WHAT IS EXPECTED –
Omit every picture and return the rest of the data unaltered.

EXCERPTED RECORDS –
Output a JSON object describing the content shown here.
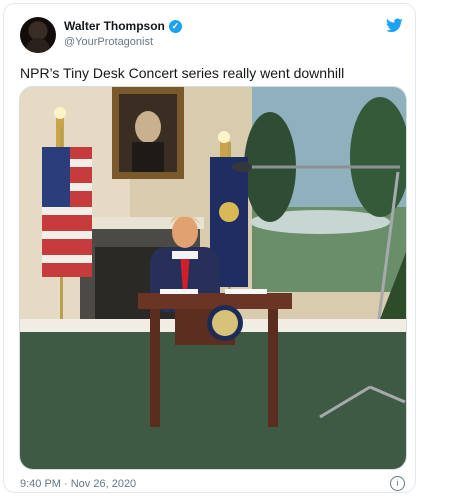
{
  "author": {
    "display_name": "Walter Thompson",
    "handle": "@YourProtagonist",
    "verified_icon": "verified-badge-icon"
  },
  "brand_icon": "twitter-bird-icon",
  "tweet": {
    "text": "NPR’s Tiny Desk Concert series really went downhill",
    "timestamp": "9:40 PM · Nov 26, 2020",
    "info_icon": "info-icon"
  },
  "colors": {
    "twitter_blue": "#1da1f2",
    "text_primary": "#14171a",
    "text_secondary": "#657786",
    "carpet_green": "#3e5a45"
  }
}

RESPONSE –
Output a JSON object describing the content shown here.
{
  "author": {
    "display_name": "Walter Thompson",
    "handle": "@YourProtagonist",
    "verified_icon": "verified-badge-icon"
  },
  "brand_icon": "twitter-bird-icon",
  "tweet": {
    "text": "NPR’s Tiny Desk Concert series really went downhill",
    "timestamp": "9:40 PM · Nov 26, 2020",
    "info_icon": "info-icon"
  },
  "colors": {
    "twitter_blue": "#1da1f2",
    "text_primary": "#14171a",
    "text_secondary": "#657786",
    "carpet_green": "#3e5a45"
  }
}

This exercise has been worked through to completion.